• _Tasks for this exercise_
A) From the 2003 UK Open text, set down word for word the part starting with "Unlike other tournaments, the" and going on through "the second round.".
B) Name every darts player who appears in the 2003 UK Open text.

• _Text passage_
#####

Tournament information
- Dates: 30 May–1 June 2003
- Venue: Reebok Stadium
- Location: Bolton
- Country: England
- Organisation(s): PDC
- Format: Legs Final – best of 35
- Prize fund: £124,000
- Winner's share: £30,000
- High checkout: 170 Shayne Burgess (Final) Dave Smith (Quarter-Finals)

Champion(s)
- Phil Taylor

= 2003 UK Open =

The 2003 Sky Bet UK Open was the first edition of the UK Open darts tournament organised by the Professional Darts Corporation. The tournament was held at the Reebok Stadium in Bolton, England between 30 May–1 June 2003.

Unlike other tournaments, the UK Open had no seeding, and was won by Phil Taylor who defeated Shayne Burgess in the final 18–8 in legs. Players entered at different stages based on their ranking in the UK Open Order of Merit, with the top 32 players entering at the third round and players ranked 33–64 entering at the second round.

#####

• _Supplied records_
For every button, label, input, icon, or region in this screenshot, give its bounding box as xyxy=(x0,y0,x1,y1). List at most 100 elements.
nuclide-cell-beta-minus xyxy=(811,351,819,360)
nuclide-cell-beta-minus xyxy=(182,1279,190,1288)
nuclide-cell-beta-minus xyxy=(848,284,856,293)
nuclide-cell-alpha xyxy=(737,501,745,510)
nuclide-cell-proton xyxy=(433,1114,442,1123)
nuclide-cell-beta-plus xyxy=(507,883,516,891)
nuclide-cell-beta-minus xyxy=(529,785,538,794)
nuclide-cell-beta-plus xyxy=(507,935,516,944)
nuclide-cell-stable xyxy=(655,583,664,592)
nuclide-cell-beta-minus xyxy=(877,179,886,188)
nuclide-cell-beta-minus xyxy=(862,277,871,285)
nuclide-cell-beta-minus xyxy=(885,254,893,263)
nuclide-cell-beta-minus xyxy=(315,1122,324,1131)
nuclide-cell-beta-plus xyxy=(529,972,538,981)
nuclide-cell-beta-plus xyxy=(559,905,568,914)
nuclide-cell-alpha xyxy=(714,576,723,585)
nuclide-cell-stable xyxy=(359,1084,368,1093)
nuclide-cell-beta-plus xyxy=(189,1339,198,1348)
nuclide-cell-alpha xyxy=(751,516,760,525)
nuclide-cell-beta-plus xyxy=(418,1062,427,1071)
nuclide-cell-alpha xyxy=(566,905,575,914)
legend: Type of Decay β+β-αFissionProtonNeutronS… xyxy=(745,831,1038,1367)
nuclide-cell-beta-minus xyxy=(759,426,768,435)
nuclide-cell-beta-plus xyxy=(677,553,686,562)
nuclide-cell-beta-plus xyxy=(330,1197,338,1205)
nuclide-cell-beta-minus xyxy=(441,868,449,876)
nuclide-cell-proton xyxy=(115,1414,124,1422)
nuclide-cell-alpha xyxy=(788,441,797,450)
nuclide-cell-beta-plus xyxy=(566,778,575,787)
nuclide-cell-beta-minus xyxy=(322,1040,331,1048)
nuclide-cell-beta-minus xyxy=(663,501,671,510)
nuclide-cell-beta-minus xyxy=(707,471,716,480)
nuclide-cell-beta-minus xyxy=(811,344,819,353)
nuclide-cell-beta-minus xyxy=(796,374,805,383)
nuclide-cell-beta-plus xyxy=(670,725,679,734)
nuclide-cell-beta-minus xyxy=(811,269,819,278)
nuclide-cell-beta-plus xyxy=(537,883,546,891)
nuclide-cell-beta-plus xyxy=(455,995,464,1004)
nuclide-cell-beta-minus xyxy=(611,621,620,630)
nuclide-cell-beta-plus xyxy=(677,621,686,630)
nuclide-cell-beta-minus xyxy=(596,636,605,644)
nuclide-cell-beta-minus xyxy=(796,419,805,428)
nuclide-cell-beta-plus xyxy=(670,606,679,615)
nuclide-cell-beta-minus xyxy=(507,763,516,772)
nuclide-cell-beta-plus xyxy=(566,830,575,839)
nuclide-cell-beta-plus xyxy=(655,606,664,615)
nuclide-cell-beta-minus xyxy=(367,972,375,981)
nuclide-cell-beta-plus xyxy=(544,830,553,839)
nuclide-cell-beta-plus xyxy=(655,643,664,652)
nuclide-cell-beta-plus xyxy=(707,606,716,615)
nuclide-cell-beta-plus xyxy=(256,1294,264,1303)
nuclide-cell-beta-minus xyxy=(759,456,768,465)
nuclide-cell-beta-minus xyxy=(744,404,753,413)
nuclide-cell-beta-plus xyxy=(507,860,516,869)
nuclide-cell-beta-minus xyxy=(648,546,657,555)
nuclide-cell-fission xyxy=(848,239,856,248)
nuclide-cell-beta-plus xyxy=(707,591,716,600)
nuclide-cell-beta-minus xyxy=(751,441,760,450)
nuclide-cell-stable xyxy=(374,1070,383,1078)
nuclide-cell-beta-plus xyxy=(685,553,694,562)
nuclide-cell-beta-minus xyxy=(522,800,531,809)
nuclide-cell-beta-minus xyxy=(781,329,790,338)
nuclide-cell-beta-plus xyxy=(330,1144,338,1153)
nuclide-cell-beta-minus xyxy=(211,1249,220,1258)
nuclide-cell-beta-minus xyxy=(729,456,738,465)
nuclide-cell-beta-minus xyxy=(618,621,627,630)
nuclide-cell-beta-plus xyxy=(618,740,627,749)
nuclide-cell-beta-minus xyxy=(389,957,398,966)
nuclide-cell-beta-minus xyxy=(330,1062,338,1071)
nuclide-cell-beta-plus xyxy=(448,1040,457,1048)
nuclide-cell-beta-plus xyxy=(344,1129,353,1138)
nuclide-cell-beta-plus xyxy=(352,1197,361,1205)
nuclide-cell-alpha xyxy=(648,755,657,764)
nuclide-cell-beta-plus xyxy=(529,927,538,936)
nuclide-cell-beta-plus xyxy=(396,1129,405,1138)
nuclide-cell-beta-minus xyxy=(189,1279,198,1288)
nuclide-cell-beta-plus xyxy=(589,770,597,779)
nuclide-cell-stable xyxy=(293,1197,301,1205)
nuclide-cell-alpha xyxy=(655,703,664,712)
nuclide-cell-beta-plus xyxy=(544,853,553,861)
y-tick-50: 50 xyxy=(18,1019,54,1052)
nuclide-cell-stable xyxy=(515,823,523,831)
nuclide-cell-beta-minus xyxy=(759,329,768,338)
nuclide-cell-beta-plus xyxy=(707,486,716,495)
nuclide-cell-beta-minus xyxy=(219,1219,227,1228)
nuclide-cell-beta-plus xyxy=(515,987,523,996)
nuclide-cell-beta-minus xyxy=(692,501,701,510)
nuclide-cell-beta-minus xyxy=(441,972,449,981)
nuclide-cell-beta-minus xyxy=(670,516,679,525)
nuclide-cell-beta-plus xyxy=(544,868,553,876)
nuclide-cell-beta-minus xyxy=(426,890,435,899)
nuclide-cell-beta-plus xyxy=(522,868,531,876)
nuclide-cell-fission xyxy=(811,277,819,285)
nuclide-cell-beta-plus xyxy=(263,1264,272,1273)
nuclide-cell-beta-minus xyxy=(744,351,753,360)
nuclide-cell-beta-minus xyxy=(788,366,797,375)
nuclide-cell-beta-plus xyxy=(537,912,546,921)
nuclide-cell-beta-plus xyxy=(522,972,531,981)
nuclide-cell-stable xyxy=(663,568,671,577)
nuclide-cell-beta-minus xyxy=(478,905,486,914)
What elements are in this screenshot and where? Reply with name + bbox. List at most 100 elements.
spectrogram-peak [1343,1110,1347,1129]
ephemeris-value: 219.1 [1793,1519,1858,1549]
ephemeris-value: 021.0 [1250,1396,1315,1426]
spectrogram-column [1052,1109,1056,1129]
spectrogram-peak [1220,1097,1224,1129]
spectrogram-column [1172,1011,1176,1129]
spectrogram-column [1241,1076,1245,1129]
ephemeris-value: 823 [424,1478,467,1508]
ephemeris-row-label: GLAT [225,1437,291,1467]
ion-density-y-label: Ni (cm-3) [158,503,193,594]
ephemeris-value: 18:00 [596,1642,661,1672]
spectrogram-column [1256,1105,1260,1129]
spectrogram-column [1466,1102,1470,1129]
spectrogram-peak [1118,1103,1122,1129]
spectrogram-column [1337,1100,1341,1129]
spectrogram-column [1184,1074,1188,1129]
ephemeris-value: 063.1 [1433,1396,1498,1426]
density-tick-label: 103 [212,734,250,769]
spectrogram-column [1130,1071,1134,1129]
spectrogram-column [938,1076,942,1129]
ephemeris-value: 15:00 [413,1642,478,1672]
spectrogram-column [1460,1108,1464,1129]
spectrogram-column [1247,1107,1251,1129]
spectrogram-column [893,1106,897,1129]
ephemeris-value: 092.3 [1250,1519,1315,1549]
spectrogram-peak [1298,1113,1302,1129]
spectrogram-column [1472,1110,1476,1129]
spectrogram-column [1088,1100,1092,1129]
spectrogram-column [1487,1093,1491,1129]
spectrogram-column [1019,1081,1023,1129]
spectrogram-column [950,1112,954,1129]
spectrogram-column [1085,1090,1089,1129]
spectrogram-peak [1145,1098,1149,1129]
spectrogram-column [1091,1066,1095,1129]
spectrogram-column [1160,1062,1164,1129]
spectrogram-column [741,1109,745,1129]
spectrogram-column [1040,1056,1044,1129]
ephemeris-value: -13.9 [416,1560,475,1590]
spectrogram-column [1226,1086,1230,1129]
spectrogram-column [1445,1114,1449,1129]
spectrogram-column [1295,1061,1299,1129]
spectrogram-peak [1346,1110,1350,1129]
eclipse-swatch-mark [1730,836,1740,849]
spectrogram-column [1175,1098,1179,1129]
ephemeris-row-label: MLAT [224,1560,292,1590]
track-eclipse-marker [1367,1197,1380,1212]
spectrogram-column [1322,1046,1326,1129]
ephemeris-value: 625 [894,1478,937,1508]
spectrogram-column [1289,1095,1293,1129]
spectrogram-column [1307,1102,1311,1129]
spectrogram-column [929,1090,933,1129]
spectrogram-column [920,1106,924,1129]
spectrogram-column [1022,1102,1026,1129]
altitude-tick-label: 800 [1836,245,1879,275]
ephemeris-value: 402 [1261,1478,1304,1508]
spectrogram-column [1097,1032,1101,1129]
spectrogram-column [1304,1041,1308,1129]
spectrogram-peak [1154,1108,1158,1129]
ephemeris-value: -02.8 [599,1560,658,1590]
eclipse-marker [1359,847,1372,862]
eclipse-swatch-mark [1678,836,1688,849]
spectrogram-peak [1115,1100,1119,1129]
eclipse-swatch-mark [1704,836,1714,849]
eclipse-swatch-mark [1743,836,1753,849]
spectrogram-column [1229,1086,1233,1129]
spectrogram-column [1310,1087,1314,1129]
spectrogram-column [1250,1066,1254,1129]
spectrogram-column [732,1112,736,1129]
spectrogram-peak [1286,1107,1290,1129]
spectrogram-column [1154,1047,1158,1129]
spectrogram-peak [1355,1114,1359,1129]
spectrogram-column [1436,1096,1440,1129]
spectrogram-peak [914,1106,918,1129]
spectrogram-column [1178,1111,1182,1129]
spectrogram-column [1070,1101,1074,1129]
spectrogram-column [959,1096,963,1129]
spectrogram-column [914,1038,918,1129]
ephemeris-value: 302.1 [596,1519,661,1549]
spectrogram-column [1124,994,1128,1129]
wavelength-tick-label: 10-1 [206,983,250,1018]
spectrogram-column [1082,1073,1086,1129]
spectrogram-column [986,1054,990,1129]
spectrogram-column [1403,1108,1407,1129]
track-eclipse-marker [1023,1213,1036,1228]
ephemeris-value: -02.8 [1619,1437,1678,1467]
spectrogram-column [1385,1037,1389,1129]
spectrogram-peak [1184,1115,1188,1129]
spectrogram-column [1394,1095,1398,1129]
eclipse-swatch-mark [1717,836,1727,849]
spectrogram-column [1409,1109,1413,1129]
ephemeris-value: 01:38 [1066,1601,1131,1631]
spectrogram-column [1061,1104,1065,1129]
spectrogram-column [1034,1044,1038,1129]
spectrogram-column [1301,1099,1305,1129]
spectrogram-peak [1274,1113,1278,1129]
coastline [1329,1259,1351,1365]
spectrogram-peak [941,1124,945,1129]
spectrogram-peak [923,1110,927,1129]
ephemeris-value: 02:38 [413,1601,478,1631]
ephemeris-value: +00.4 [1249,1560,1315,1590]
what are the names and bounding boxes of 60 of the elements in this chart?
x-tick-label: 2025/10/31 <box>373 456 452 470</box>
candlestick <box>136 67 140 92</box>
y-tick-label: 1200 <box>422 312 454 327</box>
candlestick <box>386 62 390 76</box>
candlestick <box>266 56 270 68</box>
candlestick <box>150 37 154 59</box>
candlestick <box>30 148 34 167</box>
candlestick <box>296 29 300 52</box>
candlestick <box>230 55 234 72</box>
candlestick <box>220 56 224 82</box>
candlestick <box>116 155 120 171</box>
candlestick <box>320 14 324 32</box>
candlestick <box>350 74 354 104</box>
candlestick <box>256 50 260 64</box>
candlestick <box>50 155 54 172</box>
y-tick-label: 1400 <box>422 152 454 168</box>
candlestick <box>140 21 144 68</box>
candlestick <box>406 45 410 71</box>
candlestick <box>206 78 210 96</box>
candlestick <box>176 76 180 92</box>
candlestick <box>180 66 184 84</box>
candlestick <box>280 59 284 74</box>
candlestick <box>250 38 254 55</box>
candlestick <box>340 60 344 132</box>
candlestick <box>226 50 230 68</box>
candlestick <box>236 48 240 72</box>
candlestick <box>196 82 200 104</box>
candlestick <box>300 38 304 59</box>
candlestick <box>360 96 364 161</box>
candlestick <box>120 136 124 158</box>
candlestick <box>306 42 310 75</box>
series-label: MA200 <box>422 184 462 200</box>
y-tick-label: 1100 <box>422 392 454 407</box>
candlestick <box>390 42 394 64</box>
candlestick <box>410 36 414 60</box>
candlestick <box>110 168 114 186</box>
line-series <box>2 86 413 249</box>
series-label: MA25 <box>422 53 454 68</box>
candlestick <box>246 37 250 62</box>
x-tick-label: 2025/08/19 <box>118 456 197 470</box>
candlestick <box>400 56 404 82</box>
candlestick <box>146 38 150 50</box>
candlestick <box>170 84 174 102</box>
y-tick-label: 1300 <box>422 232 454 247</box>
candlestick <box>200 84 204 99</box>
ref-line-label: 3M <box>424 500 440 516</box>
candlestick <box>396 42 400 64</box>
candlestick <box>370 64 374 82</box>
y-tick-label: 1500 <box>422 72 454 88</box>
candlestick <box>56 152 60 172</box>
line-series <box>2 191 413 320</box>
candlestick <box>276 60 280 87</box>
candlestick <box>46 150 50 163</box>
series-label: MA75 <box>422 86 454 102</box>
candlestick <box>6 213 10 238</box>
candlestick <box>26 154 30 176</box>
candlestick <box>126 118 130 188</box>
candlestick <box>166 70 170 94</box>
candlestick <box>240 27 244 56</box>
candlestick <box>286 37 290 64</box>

#####

• _Responses in order_
A)
Unlike other tournaments, the UK Open had no seeding, and was won by Phil Taylor who defeated Shayne Burgess in the final 18–8 in legs. Players entered at different stages based on their ranking in the UK Open Order of Merit, with the top 32 players entering at the third round and players ranked 33–64 entering at the second round.

B) Phil Taylor, Shayne Burgess, Dave Smith